--- BEGIN Data in this exercise ---

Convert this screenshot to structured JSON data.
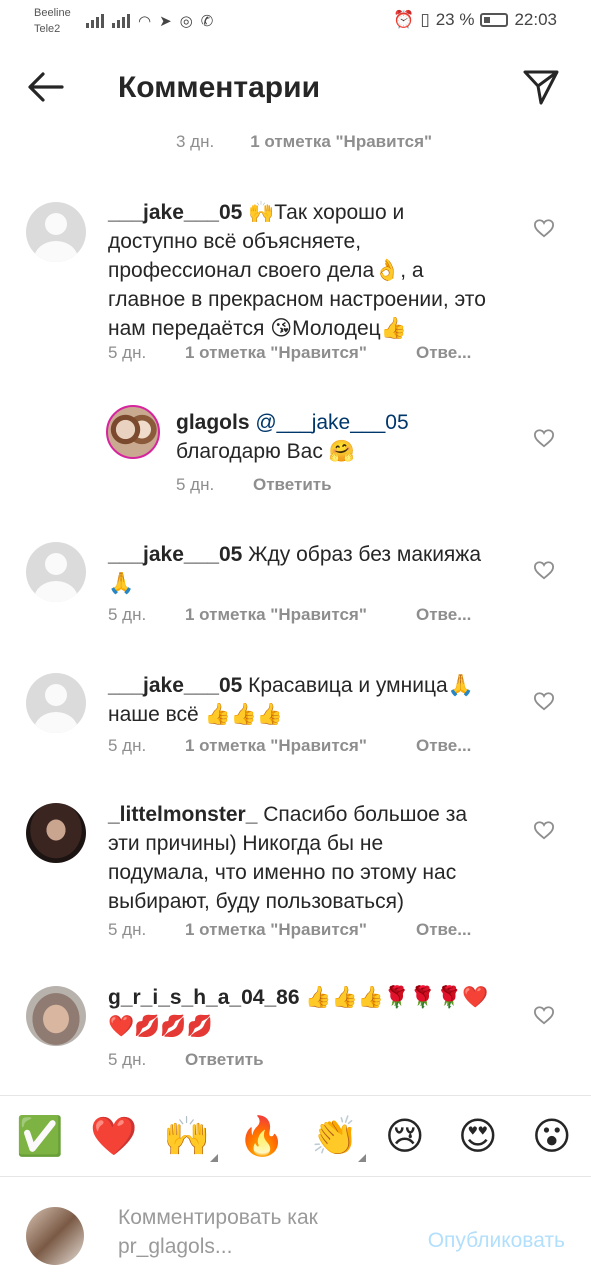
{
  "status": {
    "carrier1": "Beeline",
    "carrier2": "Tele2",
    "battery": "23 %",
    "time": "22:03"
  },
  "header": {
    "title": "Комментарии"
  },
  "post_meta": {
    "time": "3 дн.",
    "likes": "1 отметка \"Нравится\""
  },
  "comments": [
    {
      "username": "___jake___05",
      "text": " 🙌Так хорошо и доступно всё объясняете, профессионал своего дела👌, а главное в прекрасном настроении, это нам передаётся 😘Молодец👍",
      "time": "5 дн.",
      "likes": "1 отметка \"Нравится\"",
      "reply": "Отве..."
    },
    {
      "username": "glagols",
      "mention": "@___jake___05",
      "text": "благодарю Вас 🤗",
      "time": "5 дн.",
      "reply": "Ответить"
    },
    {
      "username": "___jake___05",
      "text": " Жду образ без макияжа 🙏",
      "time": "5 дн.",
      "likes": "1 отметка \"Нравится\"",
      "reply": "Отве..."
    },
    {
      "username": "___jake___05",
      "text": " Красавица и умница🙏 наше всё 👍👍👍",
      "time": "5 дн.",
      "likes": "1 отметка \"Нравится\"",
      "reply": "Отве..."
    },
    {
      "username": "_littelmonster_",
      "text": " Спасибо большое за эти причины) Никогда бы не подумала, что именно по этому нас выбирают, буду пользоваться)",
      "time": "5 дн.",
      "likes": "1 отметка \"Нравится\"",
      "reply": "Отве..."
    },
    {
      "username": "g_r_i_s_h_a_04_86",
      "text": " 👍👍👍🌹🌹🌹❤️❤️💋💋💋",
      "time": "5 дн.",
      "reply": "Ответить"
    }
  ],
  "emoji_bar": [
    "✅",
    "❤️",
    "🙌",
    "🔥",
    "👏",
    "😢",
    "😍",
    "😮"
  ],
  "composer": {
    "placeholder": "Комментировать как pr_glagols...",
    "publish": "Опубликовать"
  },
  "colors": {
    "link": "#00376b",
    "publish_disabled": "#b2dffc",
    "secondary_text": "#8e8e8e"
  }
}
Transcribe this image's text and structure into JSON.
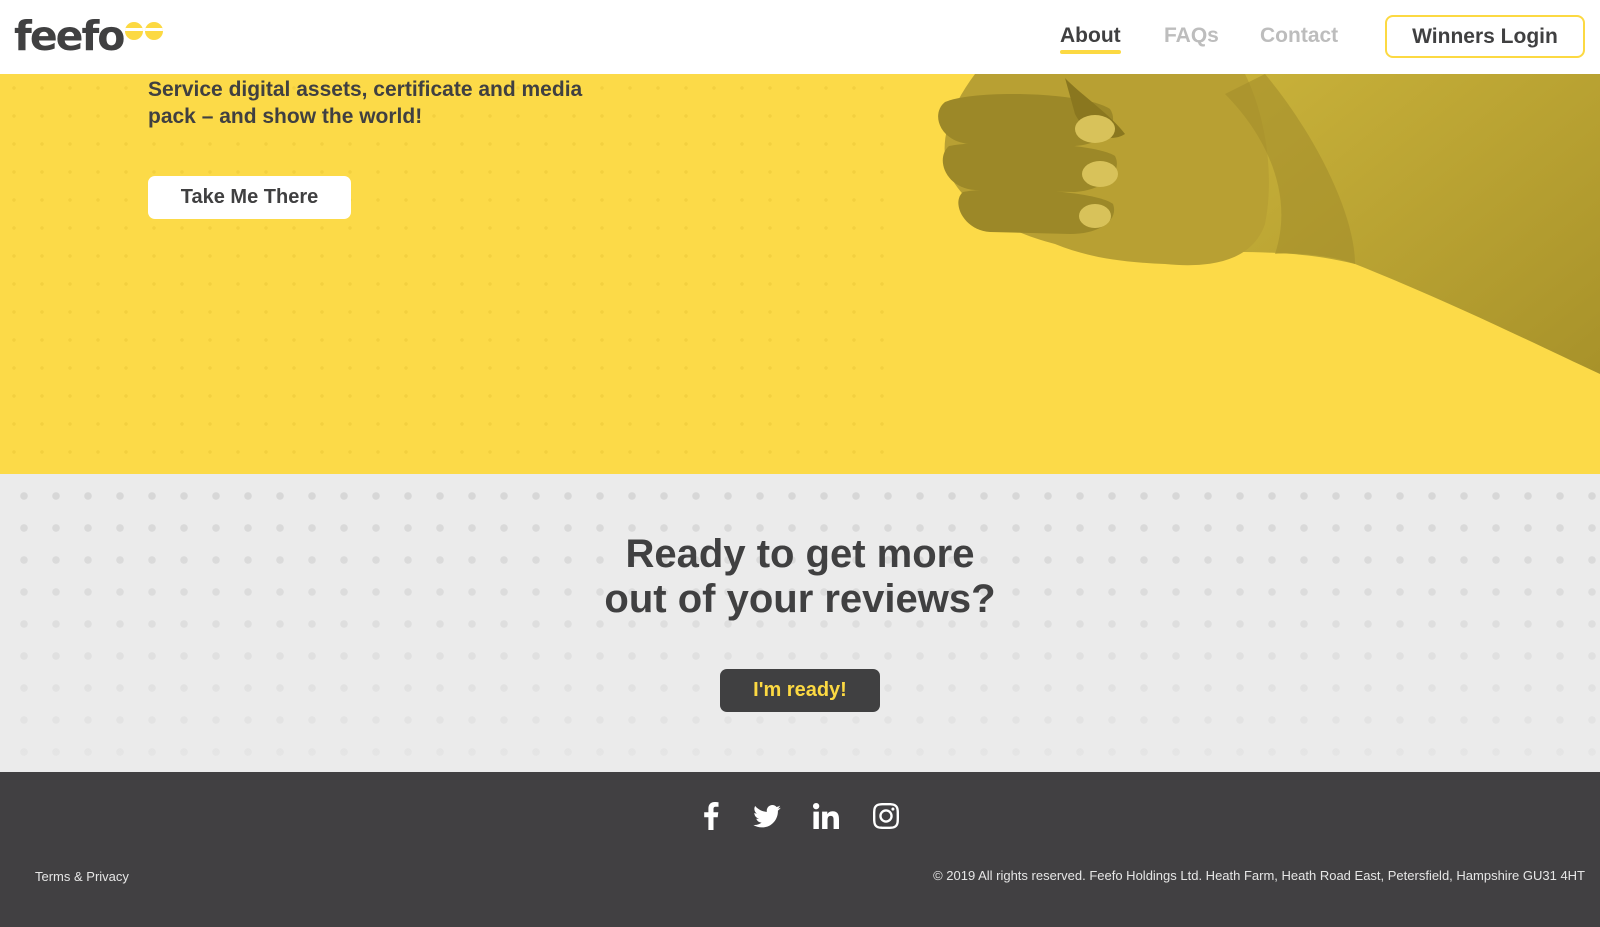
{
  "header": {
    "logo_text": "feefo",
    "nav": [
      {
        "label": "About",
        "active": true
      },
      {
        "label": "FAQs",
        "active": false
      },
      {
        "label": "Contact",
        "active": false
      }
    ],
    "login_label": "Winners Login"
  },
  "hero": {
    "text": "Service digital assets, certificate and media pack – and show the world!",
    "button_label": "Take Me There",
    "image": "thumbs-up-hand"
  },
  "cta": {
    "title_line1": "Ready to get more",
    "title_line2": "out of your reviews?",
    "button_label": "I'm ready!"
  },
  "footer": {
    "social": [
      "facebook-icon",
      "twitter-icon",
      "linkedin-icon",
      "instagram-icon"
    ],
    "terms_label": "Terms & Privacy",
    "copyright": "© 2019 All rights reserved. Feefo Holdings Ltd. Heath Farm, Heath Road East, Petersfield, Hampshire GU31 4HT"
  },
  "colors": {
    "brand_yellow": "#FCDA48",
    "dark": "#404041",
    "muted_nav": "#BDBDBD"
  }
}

--- END Data in this exercise ---
--- BEGIN Data in this exercise ---

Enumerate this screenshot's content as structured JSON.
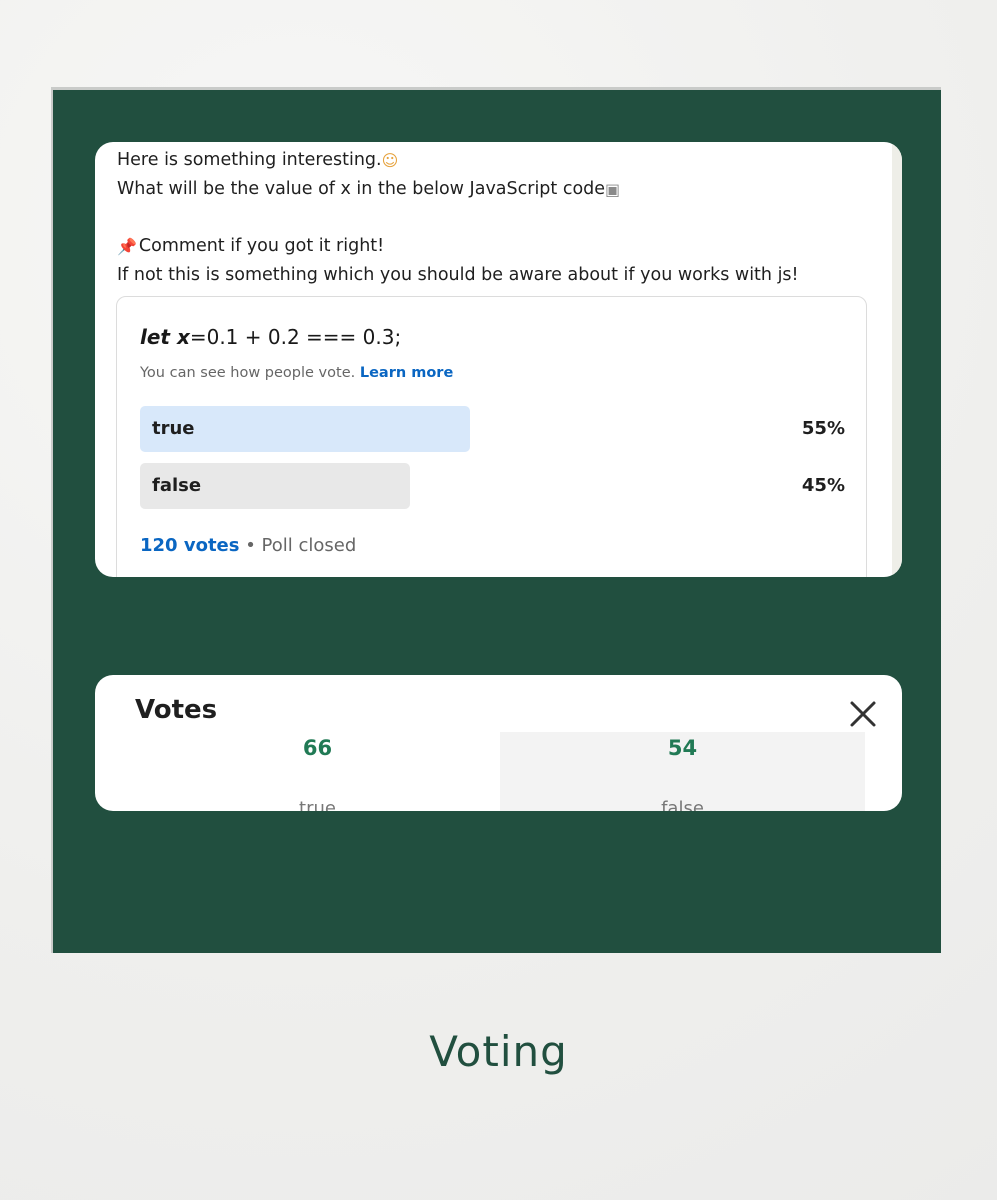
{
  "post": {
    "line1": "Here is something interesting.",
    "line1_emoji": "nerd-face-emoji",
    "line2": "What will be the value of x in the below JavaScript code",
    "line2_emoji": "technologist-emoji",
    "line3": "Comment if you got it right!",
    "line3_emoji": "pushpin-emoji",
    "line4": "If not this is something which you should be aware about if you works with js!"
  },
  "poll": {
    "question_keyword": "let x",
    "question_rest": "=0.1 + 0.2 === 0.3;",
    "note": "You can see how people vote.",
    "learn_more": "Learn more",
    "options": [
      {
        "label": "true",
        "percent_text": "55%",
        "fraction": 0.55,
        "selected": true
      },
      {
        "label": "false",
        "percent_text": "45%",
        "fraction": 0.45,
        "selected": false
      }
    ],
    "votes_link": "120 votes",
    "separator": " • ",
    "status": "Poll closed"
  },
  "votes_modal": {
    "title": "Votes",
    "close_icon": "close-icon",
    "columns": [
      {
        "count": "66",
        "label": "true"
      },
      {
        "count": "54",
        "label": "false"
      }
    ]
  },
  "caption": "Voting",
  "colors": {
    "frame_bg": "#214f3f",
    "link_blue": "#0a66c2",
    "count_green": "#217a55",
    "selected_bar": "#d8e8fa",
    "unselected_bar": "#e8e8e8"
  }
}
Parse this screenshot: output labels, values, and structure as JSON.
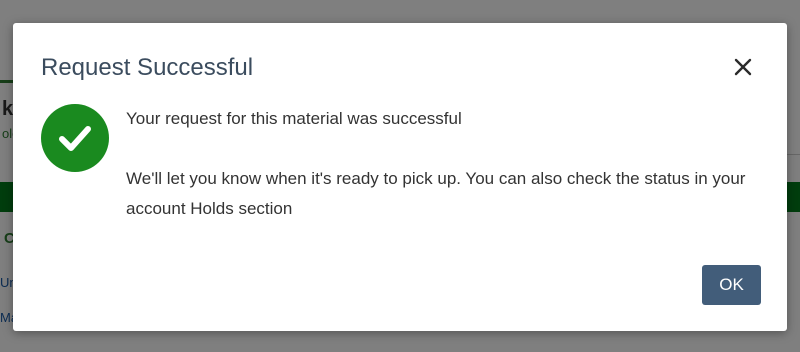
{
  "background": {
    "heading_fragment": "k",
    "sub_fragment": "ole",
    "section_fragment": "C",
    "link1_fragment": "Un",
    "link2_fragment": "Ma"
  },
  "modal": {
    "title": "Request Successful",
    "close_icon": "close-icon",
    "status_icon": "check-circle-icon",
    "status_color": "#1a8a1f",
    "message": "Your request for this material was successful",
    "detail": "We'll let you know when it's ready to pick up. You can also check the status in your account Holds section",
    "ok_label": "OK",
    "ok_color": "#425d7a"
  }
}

--- END Data in this exercise ---

Challenge: Every line that holds the word "something" counts once; state the total number of such lines and nothing else.

Answer to the problem: 2